# Short problem
Without the images, write out the whole listing exactly.

════════

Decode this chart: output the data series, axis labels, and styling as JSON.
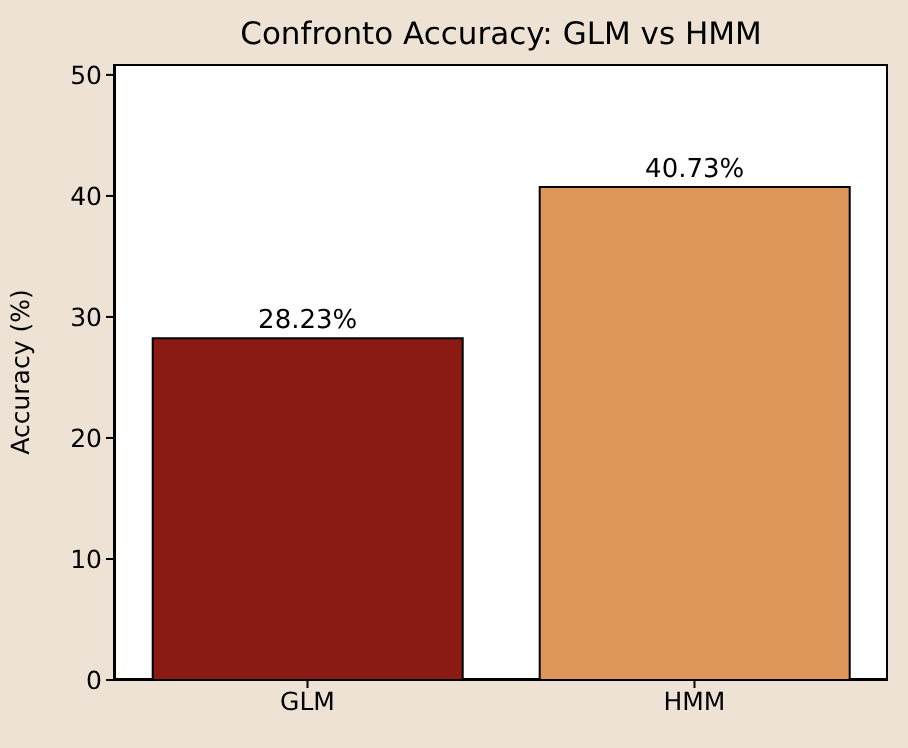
{
  "chart_data": {
    "type": "bar",
    "title": "Confronto Accuracy: GLM vs HMM",
    "ylabel": "Accuracy (%)",
    "categories": [
      "GLM",
      "HMM"
    ],
    "values": [
      28.23,
      40.73
    ],
    "colors": [
      "#8b1a15",
      "#de965a"
    ],
    "value_labels": [
      "28.23%",
      "40.73%"
    ],
    "ylim": [
      0,
      50.9
    ],
    "yticks": [
      0,
      10,
      20,
      30,
      40,
      50
    ],
    "grid": false,
    "legend": false
  }
}
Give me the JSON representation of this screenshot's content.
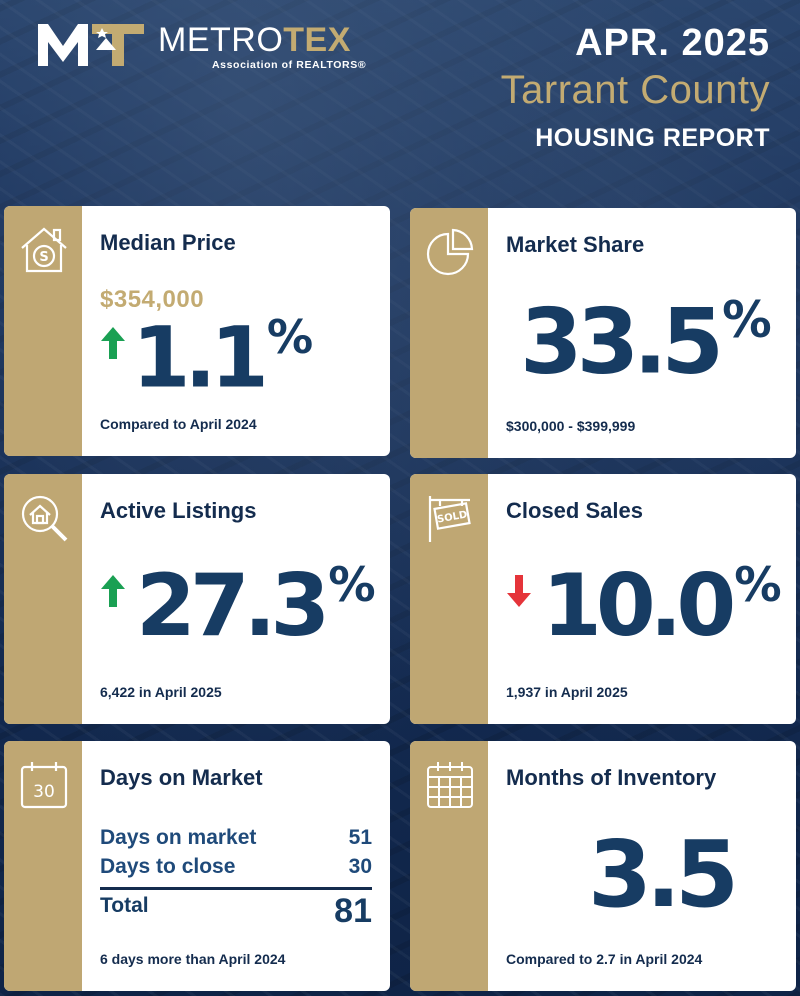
{
  "brand": {
    "name_part1": "METRO",
    "name_part2": "TEX",
    "subtitle": "Association of REALTORS®"
  },
  "header": {
    "date": "APR. 2025",
    "county": "Tarrant County",
    "report": "HOUSING REPORT"
  },
  "colors": {
    "navy": "#142c4e",
    "gold": "#bfa773",
    "up": "#1aa053",
    "down": "#e5343a"
  },
  "median_price": {
    "icon": "house-dollar-icon",
    "title": "Median Price",
    "price": "$354,000",
    "direction": "up",
    "change": "1.1",
    "pct": "%",
    "footnote": "Compared to April 2024"
  },
  "market_share": {
    "icon": "pie-chart-icon",
    "title": "Market Share",
    "value": "33.5",
    "pct": "%",
    "footnote": "$300,000 - $399,999"
  },
  "active_listings": {
    "icon": "house-search-icon",
    "title": "Active Listings",
    "direction": "up",
    "change": "27.3",
    "pct": "%",
    "footnote": "6,422 in April 2025"
  },
  "closed_sales": {
    "icon": "sold-sign-icon",
    "title": "Closed Sales",
    "direction": "down",
    "change": "10.0",
    "pct": "%",
    "footnote": "1,937 in April 2025"
  },
  "days_on_market": {
    "icon": "calendar-30-icon",
    "icon_text": "30",
    "title": "Days on Market",
    "rows": [
      {
        "label": "Days on market",
        "value": "51"
      },
      {
        "label": "Days to close",
        "value": "30"
      }
    ],
    "total_label": "Total",
    "total_value": "81",
    "footnote": "6 days more than April 2024"
  },
  "months_inventory": {
    "icon": "calendar-grid-icon",
    "title": "Months of Inventory",
    "value": "3.5",
    "footnote": "Compared to 2.7 in April 2024"
  }
}
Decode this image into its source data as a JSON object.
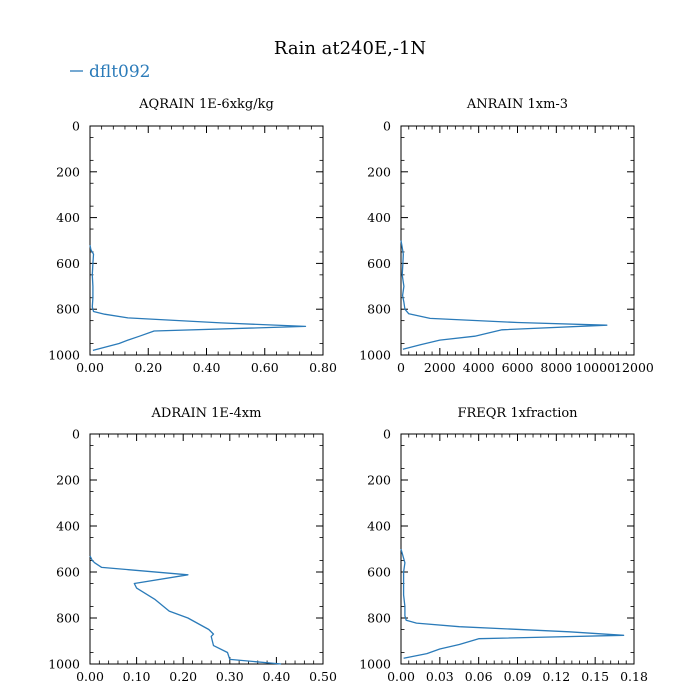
{
  "title": "Rain at240E,-1N",
  "legend": {
    "label": "dflt092",
    "color": "#2b7bb9"
  },
  "chart_data": [
    {
      "type": "line",
      "title": "AQRAIN  1E-6xkg/kg",
      "xlim": [
        0,
        0.8
      ],
      "ylim": [
        1000,
        0
      ],
      "xticks": [
        0,
        0.2,
        0.4,
        0.6,
        0.8
      ],
      "xticklabels": [
        "0.00",
        "0.20",
        "0.40",
        "0.60",
        "0.80"
      ],
      "yticks": [
        0,
        200,
        400,
        600,
        800,
        1000
      ],
      "yticklabels": [
        "0",
        "200",
        "400",
        "600",
        "800",
        "1000"
      ],
      "series": [
        {
          "name": "dflt092",
          "x": [
            0,
            0.003,
            0.012,
            0.01,
            0.008,
            0.01,
            0.01,
            0.008,
            0.012,
            0.05,
            0.13,
            0.45,
            0.74,
            0.22,
            0.17,
            0.13,
            0.1,
            0.01
          ],
          "y": [
            520,
            540,
            560,
            600,
            650,
            700,
            750,
            790,
            810,
            822,
            838,
            860,
            875,
            895,
            918,
            935,
            950,
            980
          ]
        }
      ]
    },
    {
      "type": "line",
      "title": "ANRAIN  1xm-3",
      "xlim": [
        0,
        12000
      ],
      "ylim": [
        1000,
        0
      ],
      "xticks": [
        0,
        2000,
        4000,
        6000,
        8000,
        10000,
        12000
      ],
      "xticklabels": [
        "0",
        "2000",
        "4000",
        "6000",
        "8000",
        "10000",
        "12000"
      ],
      "yticks": [
        0,
        200,
        400,
        600,
        800,
        1000
      ],
      "yticklabels": [
        "0",
        "200",
        "400",
        "600",
        "800",
        "1000"
      ],
      "series": [
        {
          "name": "dflt092",
          "x": [
            0,
            80,
            120,
            100,
            60,
            150,
            80,
            150,
            200,
            400,
            1500,
            6000,
            10600,
            5200,
            3800,
            2000,
            1000,
            100
          ],
          "y": [
            500,
            540,
            560,
            600,
            650,
            700,
            740,
            770,
            800,
            820,
            840,
            858,
            870,
            890,
            918,
            935,
            955,
            975
          ]
        }
      ]
    },
    {
      "type": "line",
      "title": "ADRAIN  1E-4xm",
      "xlim": [
        0,
        0.5
      ],
      "ylim": [
        1000,
        0
      ],
      "xticks": [
        0,
        0.1,
        0.2,
        0.3,
        0.4,
        0.5
      ],
      "xticklabels": [
        "0.00",
        "0.10",
        "0.20",
        "0.30",
        "0.40",
        "0.50"
      ],
      "yticks": [
        0,
        200,
        400,
        600,
        800,
        1000
      ],
      "yticklabels": [
        "0",
        "200",
        "400",
        "600",
        "800",
        "1000"
      ],
      "series": [
        {
          "name": "dflt092",
          "x": [
            0,
            0.005,
            0.01,
            0.025,
            0.21,
            0.095,
            0.1,
            0.14,
            0.17,
            0.21,
            0.255,
            0.265,
            0.26,
            0.265,
            0.295,
            0.3,
            0.41
          ],
          "y": [
            530,
            550,
            560,
            580,
            612,
            650,
            670,
            720,
            770,
            800,
            850,
            870,
            880,
            920,
            950,
            980,
            1000
          ]
        }
      ]
    },
    {
      "type": "line",
      "title": "FREQR  1xfraction",
      "xlim": [
        0,
        0.18
      ],
      "ylim": [
        1000,
        0
      ],
      "xticks": [
        0,
        0.03,
        0.06,
        0.09,
        0.12,
        0.15,
        0.18
      ],
      "xticklabels": [
        "0.00",
        "0.03",
        "0.06",
        "0.09",
        "0.12",
        "0.15",
        "0.18"
      ],
      "yticks": [
        0,
        200,
        400,
        600,
        800,
        1000
      ],
      "yticklabels": [
        "0",
        "200",
        "400",
        "600",
        "800",
        "1000"
      ],
      "series": [
        {
          "name": "dflt092",
          "x": [
            0,
            0.002,
            0.003,
            0.002,
            0.002,
            0.002,
            0.003,
            0.003,
            0.004,
            0.012,
            0.045,
            0.13,
            0.172,
            0.06,
            0.045,
            0.03,
            0.02,
            0.002
          ],
          "y": [
            500,
            540,
            560,
            600,
            650,
            700,
            750,
            790,
            810,
            822,
            838,
            860,
            875,
            890,
            915,
            935,
            955,
            975
          ]
        }
      ]
    }
  ]
}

════════

# Response to the task
Decode this chart: output the data series, axis labels, and styling as JSON.
{
  "chart_data": {
    "type": "bar",
    "title": "Confronto Accuracy: GLM vs HMM",
    "ylabel": "Accuracy (%)",
    "categories": [
      "GLM",
      "HMM"
    ],
    "values": [
      28.23,
      40.73
    ],
    "colors": [
      "#8b1a15",
      "#de965a"
    ],
    "value_labels": [
      "28.23%",
      "40.73%"
    ],
    "ylim": [
      0,
      50.9
    ],
    "yticks": [
      0,
      10,
      20,
      30,
      40,
      50
    ],
    "grid": false,
    "legend": false
  }
}
Give me the JSON representation of this screenshot's content.
{
  "brand": {
    "name_part1": "METRO",
    "name_part2": "TEX",
    "subtitle": "Association of REALTORS®"
  },
  "header": {
    "date": "APR. 2025",
    "county": "Tarrant County",
    "report": "HOUSING REPORT"
  },
  "colors": {
    "navy": "#142c4e",
    "gold": "#bfa773",
    "up": "#1aa053",
    "down": "#e5343a"
  },
  "median_price": {
    "icon": "house-dollar-icon",
    "title": "Median Price",
    "price": "$354,000",
    "direction": "up",
    "change": "1.1",
    "pct": "%",
    "footnote": "Compared to April 2024"
  },
  "market_share": {
    "icon": "pie-chart-icon",
    "title": "Market Share",
    "value": "33.5",
    "pct": "%",
    "footnote": "$300,000 - $399,999"
  },
  "active_listings": {
    "icon": "house-search-icon",
    "title": "Active Listings",
    "direction": "up",
    "change": "27.3",
    "pct": "%",
    "footnote": "6,422 in April 2025"
  },
  "closed_sales": {
    "icon": "sold-sign-icon",
    "title": "Closed Sales",
    "direction": "down",
    "change": "10.0",
    "pct": "%",
    "footnote": "1,937 in April 2025"
  },
  "days_on_market": {
    "icon": "calendar-30-icon",
    "icon_text": "30",
    "title": "Days on Market",
    "rows": [
      {
        "label": "Days on market",
        "value": "51"
      },
      {
        "label": "Days to close",
        "value": "30"
      }
    ],
    "total_label": "Total",
    "total_value": "81",
    "footnote": "6 days more than April 2024"
  },
  "months_inventory": {
    "icon": "calendar-grid-icon",
    "title": "Months of Inventory",
    "value": "3.5",
    "footnote": "Compared to 2.7 in April 2024"
  }
}
Decode this image into its source data as a JSON object.
{
  "title": "Rain at240E,-1N",
  "legend": {
    "label": "dflt092",
    "color": "#2b7bb9"
  },
  "chart_data": [
    {
      "type": "line",
      "title": "AQRAIN  1E-6xkg/kg",
      "xlim": [
        0,
        0.8
      ],
      "ylim": [
        1000,
        0
      ],
      "xticks": [
        0,
        0.2,
        0.4,
        0.6,
        0.8
      ],
      "xticklabels": [
        "0.00",
        "0.20",
        "0.40",
        "0.60",
        "0.80"
      ],
      "yticks": [
        0,
        200,
        400,
        600,
        800,
        1000
      ],
      "yticklabels": [
        "0",
        "200",
        "400",
        "600",
        "800",
        "1000"
      ],
      "series": [
        {
          "name": "dflt092",
          "x": [
            0,
            0.003,
            0.012,
            0.01,
            0.008,
            0.01,
            0.01,
            0.008,
            0.012,
            0.05,
            0.13,
            0.45,
            0.74,
            0.22,
            0.17,
            0.13,
            0.1,
            0.01
          ],
          "y": [
            520,
            540,
            560,
            600,
            650,
            700,
            750,
            790,
            810,
            822,
            838,
            860,
            875,
            895,
            918,
            935,
            950,
            980
          ]
        }
      ]
    },
    {
      "type": "line",
      "title": "ANRAIN  1xm-3",
      "xlim": [
        0,
        12000
      ],
      "ylim": [
        1000,
        0
      ],
      "xticks": [
        0,
        2000,
        4000,
        6000,
        8000,
        10000,
        12000
      ],
      "xticklabels": [
        "0",
        "2000",
        "4000",
        "6000",
        "8000",
        "10000",
        "12000"
      ],
      "yticks": [
        0,
        200,
        400,
        600,
        800,
        1000
      ],
      "yticklabels": [
        "0",
        "200",
        "400",
        "600",
        "800",
        "1000"
      ],
      "series": [
        {
          "name": "dflt092",
          "x": [
            0,
            80,
            120,
            100,
            60,
            150,
            80,
            150,
            200,
            400,
            1500,
            6000,
            10600,
            5200,
            3800,
            2000,
            1000,
            100
          ],
          "y": [
            500,
            540,
            560,
            600,
            650,
            700,
            740,
            770,
            800,
            820,
            840,
            858,
            870,
            890,
            918,
            935,
            955,
            975
          ]
        }
      ]
    },
    {
      "type": "line",
      "title": "ADRAIN  1E-4xm",
      "xlim": [
        0,
        0.5
      ],
      "ylim": [
        1000,
        0
      ],
      "xticks": [
        0,
        0.1,
        0.2,
        0.3,
        0.4,
        0.5
      ],
      "xticklabels": [
        "0.00",
        "0.10",
        "0.20",
        "0.30",
        "0.40",
        "0.50"
      ],
      "yticks": [
        0,
        200,
        400,
        600,
        800,
        1000
      ],
      "yticklabels": [
        "0",
        "200",
        "400",
        "600",
        "800",
        "1000"
      ],
      "series": [
        {
          "name": "dflt092",
          "x": [
            0,
            0.005,
            0.01,
            0.025,
            0.21,
            0.095,
            0.1,
            0.14,
            0.17,
            0.21,
            0.255,
            0.265,
            0.26,
            0.265,
            0.295,
            0.3,
            0.41
          ],
          "y": [
            530,
            550,
            560,
            580,
            612,
            650,
            670,
            720,
            770,
            800,
            850,
            870,
            880,
            920,
            950,
            980,
            1000
          ]
        }
      ]
    },
    {
      "type": "line",
      "title": "FREQR  1xfraction",
      "xlim": [
        0,
        0.18
      ],
      "ylim": [
        1000,
        0
      ],
      "xticks": [
        0,
        0.03,
        0.06,
        0.09,
        0.12,
        0.15,
        0.18
      ],
      "xticklabels": [
        "0.00",
        "0.03",
        "0.06",
        "0.09",
        "0.12",
        "0.15",
        "0.18"
      ],
      "yticks": [
        0,
        200,
        400,
        600,
        800,
        1000
      ],
      "yticklabels": [
        "0",
        "200",
        "400",
        "600",
        "800",
        "1000"
      ],
      "series": [
        {
          "name": "dflt092",
          "x": [
            0,
            0.002,
            0.003,
            0.002,
            0.002,
            0.002,
            0.003,
            0.003,
            0.004,
            0.012,
            0.045,
            0.13,
            0.172,
            0.06,
            0.045,
            0.03,
            0.02,
            0.002
          ],
          "y": [
            500,
            540,
            560,
            600,
            650,
            700,
            750,
            790,
            810,
            822,
            838,
            860,
            875,
            890,
            915,
            935,
            955,
            975
          ]
        }
      ]
    }
  ]
}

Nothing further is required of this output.